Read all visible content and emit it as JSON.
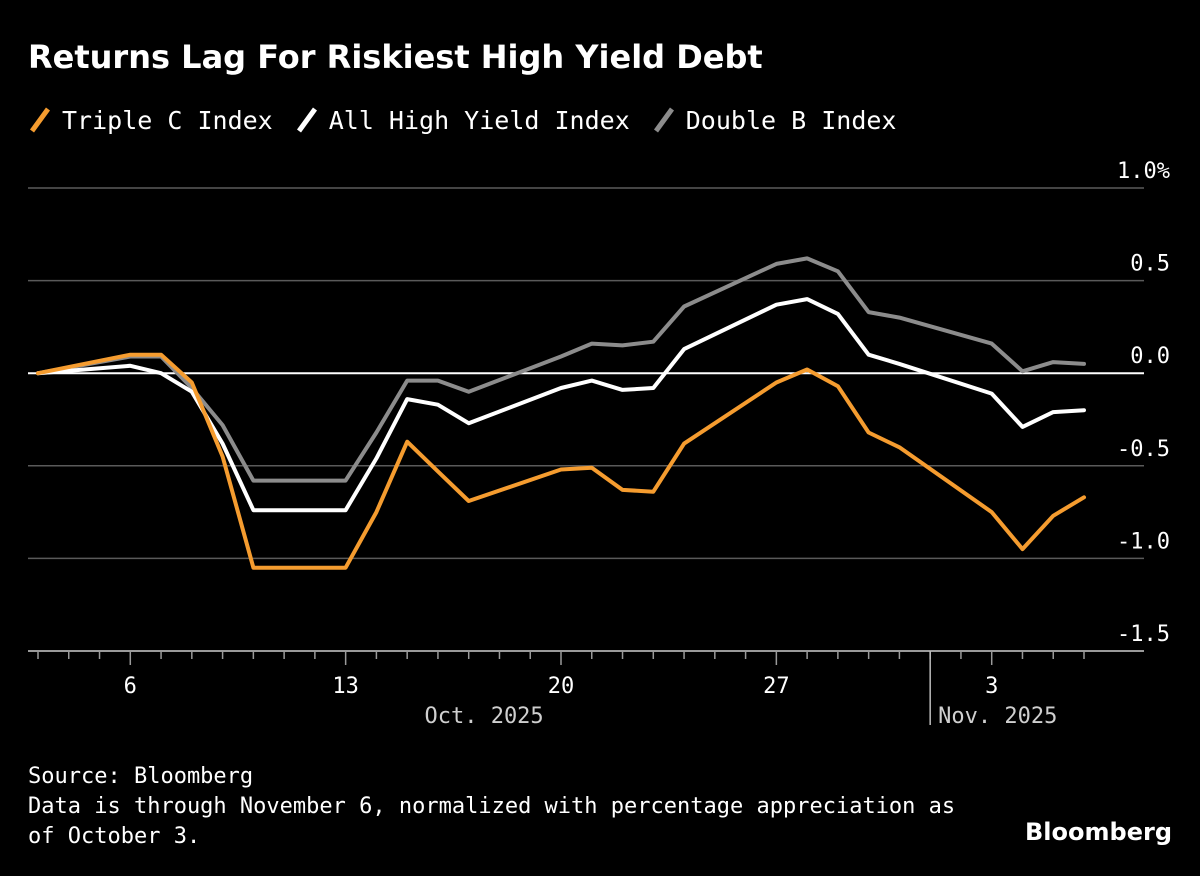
{
  "chart_data": {
    "type": "line",
    "title": "Returns Lag For Riskiest High Yield Debt",
    "xlabel": "",
    "ylabel": "",
    "y_unit_suffix": "%",
    "ylim": [
      -1.5,
      1.0
    ],
    "yticks": [
      1.0,
      0.5,
      0.0,
      -0.5,
      -1.0,
      -1.5
    ],
    "ytick_labels": [
      "1.0%",
      "0.5",
      "0.0",
      "-0.5",
      "-1.0",
      "-1.5"
    ],
    "x_day_range": [
      3,
      37
    ],
    "xticks": [
      {
        "day": 6,
        "label": "6"
      },
      {
        "day": 13,
        "label": "13"
      },
      {
        "day": 20,
        "label": "20"
      },
      {
        "day": 27,
        "label": "27"
      },
      {
        "day": 34,
        "label": "3"
      }
    ],
    "months": [
      {
        "label": "Oct. 2025",
        "center_day": 17.5
      },
      {
        "label": "Nov. 2025",
        "start_day": 32
      }
    ],
    "x": [
      3,
      6,
      7,
      8,
      9,
      10,
      13,
      14,
      15,
      16,
      17,
      20,
      21,
      22,
      23,
      24,
      27,
      28,
      29,
      30,
      31,
      34,
      35,
      36,
      37
    ],
    "series": [
      {
        "name": "Triple C Index",
        "color": "#f59c2f",
        "values": [
          0.0,
          0.1,
          0.1,
          -0.05,
          -0.45,
          -1.05,
          -1.05,
          -0.75,
          -0.37,
          -0.53,
          -0.69,
          -0.52,
          -0.51,
          -0.63,
          -0.64,
          -0.38,
          -0.05,
          0.02,
          -0.07,
          -0.32,
          -0.4,
          -0.75,
          -0.95,
          -0.77,
          -0.67
        ]
      },
      {
        "name": "All High Yield Index",
        "color": "#ffffff",
        "values": [
          0.0,
          0.04,
          0.0,
          -0.1,
          -0.38,
          -0.74,
          -0.74,
          -0.46,
          -0.14,
          -0.17,
          -0.27,
          -0.08,
          -0.04,
          -0.09,
          -0.08,
          0.13,
          0.37,
          0.4,
          0.32,
          0.1,
          0.05,
          -0.11,
          -0.29,
          -0.21,
          -0.2
        ]
      },
      {
        "name": "Double B Index",
        "color": "#8c8c8c",
        "values": [
          0.0,
          0.09,
          0.09,
          -0.08,
          -0.28,
          -0.58,
          -0.58,
          -0.32,
          -0.04,
          -0.04,
          -0.1,
          0.09,
          0.16,
          0.15,
          0.17,
          0.36,
          0.59,
          0.62,
          0.55,
          0.33,
          0.3,
          0.16,
          0.01,
          0.06,
          0.05
        ]
      }
    ],
    "source": "Source: Bloomberg",
    "note": "Data is through November 6, normalized with percentage appreciation as of October 3.",
    "brand": "Bloomberg"
  }
}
______
### TASK OBJECTIVE:
Write the records above out again exactly, with no pictures in your copy.

### RESULT FOR THIS TASK:
Read all visible content and emit it as JSON.
{
  "chart_data": {
    "type": "line",
    "title": "Returns Lag For Riskiest High Yield Debt",
    "xlabel": "",
    "ylabel": "",
    "y_unit_suffix": "%",
    "ylim": [
      -1.5,
      1.0
    ],
    "yticks": [
      1.0,
      0.5,
      0.0,
      -0.5,
      -1.0,
      -1.5
    ],
    "ytick_labels": [
      "1.0%",
      "0.5",
      "0.0",
      "-0.5",
      "-1.0",
      "-1.5"
    ],
    "x_day_range": [
      3,
      37
    ],
    "xticks": [
      {
        "day": 6,
        "label": "6"
      },
      {
        "day": 13,
        "label": "13"
      },
      {
        "day": 20,
        "label": "20"
      },
      {
        "day": 27,
        "label": "27"
      },
      {
        "day": 34,
        "label": "3"
      }
    ],
    "months": [
      {
        "label": "Oct. 2025",
        "center_day": 17.5
      },
      {
        "label": "Nov. 2025",
        "start_day": 32
      }
    ],
    "x": [
      3,
      6,
      7,
      8,
      9,
      10,
      13,
      14,
      15,
      16,
      17,
      20,
      21,
      22,
      23,
      24,
      27,
      28,
      29,
      30,
      31,
      34,
      35,
      36,
      37
    ],
    "series": [
      {
        "name": "Triple C Index",
        "color": "#f59c2f",
        "values": [
          0.0,
          0.1,
          0.1,
          -0.05,
          -0.45,
          -1.05,
          -1.05,
          -0.75,
          -0.37,
          -0.53,
          -0.69,
          -0.52,
          -0.51,
          -0.63,
          -0.64,
          -0.38,
          -0.05,
          0.02,
          -0.07,
          -0.32,
          -0.4,
          -0.75,
          -0.95,
          -0.77,
          -0.67
        ]
      },
      {
        "name": "All High Yield Index",
        "color": "#ffffff",
        "values": [
          0.0,
          0.04,
          0.0,
          -0.1,
          -0.38,
          -0.74,
          -0.74,
          -0.46,
          -0.14,
          -0.17,
          -0.27,
          -0.08,
          -0.04,
          -0.09,
          -0.08,
          0.13,
          0.37,
          0.4,
          0.32,
          0.1,
          0.05,
          -0.11,
          -0.29,
          -0.21,
          -0.2
        ]
      },
      {
        "name": "Double B Index",
        "color": "#8c8c8c",
        "values": [
          0.0,
          0.09,
          0.09,
          -0.08,
          -0.28,
          -0.58,
          -0.58,
          -0.32,
          -0.04,
          -0.04,
          -0.1,
          0.09,
          0.16,
          0.15,
          0.17,
          0.36,
          0.59,
          0.62,
          0.55,
          0.33,
          0.3,
          0.16,
          0.01,
          0.06,
          0.05
        ]
      }
    ],
    "source": "Source: Bloomberg",
    "note": "Data is through November 6, normalized with percentage appreciation as of October 3.",
    "brand": "Bloomberg"
  }
}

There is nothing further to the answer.